-------- Records for this task --------
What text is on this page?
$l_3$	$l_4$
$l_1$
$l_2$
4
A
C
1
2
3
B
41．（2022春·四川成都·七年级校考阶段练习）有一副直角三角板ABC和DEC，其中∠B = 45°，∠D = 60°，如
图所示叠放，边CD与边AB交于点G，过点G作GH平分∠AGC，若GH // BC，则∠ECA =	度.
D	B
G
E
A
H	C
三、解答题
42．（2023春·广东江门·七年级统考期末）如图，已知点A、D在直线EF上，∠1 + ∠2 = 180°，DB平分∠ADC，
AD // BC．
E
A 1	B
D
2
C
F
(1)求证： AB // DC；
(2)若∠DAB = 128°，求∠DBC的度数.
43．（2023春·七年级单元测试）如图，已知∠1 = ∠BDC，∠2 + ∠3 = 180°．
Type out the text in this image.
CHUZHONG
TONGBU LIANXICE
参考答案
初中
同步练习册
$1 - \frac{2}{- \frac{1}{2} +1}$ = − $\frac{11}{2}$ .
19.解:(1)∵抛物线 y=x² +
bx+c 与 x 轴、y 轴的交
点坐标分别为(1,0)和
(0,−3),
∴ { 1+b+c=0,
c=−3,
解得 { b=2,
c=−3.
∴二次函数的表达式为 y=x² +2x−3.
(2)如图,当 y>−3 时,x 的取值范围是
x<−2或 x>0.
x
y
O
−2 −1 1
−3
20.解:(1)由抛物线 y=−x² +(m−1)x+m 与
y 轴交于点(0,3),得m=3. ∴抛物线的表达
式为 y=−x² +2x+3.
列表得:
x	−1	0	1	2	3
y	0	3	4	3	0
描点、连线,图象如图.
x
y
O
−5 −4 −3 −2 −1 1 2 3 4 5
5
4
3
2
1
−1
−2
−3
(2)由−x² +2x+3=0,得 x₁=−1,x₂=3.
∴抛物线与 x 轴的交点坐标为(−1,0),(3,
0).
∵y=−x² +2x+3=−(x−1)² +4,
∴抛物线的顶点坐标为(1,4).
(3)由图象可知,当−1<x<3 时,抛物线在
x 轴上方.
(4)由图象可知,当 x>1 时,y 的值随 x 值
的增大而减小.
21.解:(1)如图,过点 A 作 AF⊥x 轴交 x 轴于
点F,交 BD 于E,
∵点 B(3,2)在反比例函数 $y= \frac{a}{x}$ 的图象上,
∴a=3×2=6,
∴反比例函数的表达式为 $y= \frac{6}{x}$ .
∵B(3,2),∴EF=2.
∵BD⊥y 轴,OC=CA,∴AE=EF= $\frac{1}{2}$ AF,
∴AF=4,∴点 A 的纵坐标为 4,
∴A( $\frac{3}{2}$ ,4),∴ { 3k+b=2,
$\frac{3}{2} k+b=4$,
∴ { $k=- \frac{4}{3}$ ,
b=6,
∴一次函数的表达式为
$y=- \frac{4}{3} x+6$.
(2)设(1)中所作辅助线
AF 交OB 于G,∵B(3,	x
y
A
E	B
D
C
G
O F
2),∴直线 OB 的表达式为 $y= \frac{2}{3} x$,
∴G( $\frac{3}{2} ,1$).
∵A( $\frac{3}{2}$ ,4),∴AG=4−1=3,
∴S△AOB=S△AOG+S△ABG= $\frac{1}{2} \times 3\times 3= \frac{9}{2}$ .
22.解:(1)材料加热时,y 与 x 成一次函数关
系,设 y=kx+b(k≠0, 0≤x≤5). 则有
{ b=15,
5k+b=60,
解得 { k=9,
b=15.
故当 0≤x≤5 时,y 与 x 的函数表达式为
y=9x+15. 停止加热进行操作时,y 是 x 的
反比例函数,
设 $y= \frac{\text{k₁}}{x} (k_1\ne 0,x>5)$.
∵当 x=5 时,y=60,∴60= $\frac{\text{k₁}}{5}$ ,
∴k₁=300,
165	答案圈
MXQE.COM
--------
— What is expected —
Pick out, from the lines above, every one that contains the string "text".

— Answer for the task —
What text is on this page?
Type out the text in this image.
设 $y= \frac{\text{k₁}}{x} (k_1\ne 0,x>5)$.
∵当 x=5 时,y=60,∴60= $\frac{\text{k₁}}{5}$ ,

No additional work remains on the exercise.